▶ [THE TASK]:
Read the lines below. Copy out any that hold the string "JSON".

— START GIVEN INFORMATION —

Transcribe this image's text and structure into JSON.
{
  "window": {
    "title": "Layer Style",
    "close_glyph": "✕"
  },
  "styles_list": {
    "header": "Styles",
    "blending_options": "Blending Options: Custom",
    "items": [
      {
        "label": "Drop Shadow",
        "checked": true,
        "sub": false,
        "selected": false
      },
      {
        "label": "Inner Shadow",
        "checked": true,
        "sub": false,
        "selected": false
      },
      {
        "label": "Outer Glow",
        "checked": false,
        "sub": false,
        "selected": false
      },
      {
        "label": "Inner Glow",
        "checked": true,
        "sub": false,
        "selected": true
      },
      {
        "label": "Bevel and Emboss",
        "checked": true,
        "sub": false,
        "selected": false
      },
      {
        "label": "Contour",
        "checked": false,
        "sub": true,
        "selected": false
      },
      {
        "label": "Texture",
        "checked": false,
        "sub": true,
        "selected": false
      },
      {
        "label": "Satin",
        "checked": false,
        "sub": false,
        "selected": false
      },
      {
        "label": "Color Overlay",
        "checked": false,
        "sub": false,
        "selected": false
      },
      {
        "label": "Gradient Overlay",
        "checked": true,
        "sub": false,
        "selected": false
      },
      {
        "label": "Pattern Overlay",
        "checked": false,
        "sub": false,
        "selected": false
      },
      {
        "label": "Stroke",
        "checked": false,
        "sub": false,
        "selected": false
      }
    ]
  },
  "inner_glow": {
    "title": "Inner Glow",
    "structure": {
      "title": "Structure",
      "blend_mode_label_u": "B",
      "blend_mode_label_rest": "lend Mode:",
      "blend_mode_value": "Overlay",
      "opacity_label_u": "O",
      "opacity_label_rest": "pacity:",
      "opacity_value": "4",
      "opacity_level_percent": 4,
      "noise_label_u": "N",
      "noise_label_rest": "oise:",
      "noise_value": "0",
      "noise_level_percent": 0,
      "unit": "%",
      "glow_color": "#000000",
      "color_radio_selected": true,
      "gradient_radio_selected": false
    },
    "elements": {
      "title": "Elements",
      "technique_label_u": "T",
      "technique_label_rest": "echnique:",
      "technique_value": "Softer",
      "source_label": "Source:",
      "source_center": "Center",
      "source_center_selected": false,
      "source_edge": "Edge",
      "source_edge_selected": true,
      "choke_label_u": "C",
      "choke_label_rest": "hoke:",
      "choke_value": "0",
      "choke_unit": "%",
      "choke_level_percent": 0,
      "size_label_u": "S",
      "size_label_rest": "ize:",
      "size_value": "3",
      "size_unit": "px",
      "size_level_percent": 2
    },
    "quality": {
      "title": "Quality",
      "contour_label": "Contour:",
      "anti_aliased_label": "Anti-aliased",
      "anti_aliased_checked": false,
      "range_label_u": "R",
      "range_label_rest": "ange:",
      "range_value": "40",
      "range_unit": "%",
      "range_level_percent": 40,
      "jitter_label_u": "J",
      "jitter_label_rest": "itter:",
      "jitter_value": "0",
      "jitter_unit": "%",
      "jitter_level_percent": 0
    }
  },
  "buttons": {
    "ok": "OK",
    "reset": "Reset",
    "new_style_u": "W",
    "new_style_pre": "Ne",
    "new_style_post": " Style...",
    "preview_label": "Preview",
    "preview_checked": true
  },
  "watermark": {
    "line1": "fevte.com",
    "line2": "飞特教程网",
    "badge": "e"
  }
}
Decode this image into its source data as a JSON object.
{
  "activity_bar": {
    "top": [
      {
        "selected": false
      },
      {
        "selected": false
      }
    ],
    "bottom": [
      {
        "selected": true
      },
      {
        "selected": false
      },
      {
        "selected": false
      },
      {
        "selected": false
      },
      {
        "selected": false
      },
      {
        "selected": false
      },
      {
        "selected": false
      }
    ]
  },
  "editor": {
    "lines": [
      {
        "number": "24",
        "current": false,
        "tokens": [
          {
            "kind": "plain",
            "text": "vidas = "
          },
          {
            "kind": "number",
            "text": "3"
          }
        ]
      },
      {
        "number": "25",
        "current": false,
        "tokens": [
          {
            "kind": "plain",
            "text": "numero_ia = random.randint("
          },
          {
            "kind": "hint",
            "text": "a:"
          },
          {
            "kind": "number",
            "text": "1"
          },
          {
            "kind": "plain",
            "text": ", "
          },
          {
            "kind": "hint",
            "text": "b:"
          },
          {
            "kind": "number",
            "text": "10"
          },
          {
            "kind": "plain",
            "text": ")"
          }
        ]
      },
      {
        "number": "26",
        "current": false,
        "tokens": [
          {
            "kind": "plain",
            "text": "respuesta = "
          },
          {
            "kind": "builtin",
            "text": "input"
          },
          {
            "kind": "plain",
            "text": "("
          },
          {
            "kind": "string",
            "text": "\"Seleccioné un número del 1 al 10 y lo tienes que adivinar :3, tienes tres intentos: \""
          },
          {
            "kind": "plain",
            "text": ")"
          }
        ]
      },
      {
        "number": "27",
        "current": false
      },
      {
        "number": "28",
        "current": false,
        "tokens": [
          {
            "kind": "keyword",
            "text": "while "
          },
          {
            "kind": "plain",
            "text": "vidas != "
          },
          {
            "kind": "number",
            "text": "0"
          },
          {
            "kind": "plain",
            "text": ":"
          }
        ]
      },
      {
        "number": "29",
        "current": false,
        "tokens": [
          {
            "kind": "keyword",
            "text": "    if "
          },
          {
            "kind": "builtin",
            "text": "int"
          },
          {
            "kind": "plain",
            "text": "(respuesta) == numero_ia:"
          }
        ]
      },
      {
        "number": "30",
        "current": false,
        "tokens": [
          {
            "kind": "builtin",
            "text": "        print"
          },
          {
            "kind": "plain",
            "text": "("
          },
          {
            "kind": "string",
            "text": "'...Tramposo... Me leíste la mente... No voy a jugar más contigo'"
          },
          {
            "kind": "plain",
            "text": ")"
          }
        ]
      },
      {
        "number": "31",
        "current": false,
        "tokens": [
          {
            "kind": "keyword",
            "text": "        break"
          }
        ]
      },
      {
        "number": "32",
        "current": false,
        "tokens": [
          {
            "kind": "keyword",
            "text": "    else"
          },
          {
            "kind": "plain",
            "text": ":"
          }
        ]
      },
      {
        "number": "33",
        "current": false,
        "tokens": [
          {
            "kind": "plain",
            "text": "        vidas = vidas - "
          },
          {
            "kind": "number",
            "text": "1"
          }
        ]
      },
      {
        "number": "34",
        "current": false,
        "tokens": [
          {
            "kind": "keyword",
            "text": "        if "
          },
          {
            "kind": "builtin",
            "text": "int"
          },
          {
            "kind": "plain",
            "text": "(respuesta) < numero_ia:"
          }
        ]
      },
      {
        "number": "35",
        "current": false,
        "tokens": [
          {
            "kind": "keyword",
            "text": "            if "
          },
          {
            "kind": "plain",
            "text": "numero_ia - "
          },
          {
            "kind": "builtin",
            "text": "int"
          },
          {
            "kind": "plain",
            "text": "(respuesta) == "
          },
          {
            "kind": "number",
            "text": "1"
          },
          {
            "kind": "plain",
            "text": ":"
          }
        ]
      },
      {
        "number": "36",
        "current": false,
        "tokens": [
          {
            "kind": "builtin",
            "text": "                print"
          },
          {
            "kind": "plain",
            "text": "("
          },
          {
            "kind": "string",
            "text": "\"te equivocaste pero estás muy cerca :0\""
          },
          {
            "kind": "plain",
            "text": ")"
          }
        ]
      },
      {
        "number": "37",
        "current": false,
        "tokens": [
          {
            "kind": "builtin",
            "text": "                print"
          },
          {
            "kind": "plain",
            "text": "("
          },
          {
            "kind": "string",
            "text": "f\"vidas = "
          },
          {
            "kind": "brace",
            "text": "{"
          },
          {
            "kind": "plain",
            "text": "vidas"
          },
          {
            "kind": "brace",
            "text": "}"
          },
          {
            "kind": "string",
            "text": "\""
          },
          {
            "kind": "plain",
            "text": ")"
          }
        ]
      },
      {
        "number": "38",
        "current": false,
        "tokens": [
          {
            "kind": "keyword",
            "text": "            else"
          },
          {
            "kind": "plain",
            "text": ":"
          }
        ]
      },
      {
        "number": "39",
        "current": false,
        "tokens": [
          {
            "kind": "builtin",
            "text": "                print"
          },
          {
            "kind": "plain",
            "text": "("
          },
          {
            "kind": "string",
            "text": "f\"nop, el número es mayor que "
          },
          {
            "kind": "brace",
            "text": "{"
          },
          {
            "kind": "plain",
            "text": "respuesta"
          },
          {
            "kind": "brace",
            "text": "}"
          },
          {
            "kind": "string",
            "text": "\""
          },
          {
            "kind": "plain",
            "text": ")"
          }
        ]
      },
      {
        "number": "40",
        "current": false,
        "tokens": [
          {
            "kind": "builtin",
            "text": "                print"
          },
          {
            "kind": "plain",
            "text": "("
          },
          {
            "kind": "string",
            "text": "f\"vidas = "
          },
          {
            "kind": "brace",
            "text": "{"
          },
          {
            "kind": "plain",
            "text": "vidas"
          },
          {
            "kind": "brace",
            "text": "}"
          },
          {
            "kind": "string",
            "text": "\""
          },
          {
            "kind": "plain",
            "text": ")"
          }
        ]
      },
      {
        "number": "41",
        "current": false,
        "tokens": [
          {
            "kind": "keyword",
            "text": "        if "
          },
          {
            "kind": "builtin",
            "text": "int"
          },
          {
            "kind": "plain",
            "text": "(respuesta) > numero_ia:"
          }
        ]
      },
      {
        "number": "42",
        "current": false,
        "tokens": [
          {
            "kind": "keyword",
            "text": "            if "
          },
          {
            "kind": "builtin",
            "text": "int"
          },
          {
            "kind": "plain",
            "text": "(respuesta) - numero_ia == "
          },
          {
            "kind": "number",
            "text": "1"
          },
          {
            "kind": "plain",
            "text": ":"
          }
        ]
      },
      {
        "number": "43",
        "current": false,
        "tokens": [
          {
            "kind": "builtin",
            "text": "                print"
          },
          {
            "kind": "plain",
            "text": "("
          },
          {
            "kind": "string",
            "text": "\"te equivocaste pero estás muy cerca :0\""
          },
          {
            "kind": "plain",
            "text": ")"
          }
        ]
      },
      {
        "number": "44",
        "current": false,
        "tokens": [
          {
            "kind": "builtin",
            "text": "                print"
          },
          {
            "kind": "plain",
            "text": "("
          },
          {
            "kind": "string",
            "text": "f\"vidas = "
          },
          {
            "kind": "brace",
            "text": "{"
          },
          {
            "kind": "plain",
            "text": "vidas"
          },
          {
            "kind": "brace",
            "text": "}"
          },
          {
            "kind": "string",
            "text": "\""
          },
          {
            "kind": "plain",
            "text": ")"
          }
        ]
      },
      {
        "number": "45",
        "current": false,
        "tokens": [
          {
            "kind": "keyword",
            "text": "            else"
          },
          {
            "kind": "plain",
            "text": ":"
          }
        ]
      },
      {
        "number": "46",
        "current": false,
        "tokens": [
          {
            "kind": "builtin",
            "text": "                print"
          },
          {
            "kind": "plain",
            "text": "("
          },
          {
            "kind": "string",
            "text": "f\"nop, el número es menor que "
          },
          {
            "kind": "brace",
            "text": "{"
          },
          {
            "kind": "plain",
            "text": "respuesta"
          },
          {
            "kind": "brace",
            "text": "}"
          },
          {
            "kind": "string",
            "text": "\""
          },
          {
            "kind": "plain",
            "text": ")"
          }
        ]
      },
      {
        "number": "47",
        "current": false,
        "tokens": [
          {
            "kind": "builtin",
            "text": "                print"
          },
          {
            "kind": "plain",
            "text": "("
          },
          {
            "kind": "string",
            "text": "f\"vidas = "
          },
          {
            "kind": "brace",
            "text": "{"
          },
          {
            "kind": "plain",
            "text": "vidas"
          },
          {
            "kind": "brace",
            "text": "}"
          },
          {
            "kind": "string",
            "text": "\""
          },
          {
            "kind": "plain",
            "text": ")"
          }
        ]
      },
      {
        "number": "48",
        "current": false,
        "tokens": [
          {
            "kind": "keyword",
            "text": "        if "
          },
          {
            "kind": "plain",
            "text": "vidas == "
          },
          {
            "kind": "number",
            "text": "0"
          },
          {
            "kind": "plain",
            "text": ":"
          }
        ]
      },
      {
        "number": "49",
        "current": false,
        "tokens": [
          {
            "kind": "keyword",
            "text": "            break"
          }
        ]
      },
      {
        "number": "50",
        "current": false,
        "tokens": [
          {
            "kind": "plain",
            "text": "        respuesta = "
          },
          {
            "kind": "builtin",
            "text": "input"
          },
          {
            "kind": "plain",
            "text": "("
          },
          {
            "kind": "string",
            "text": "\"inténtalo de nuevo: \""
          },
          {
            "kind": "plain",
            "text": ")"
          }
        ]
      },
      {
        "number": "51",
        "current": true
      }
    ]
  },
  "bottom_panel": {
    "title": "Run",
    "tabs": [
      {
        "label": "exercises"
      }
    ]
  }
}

— END GIVEN INFORMATION —

▶ [REPLY TO THE TASK]:
Transcribe this image's text and structure into JSON.
Decode this image into its source data as a JSON object.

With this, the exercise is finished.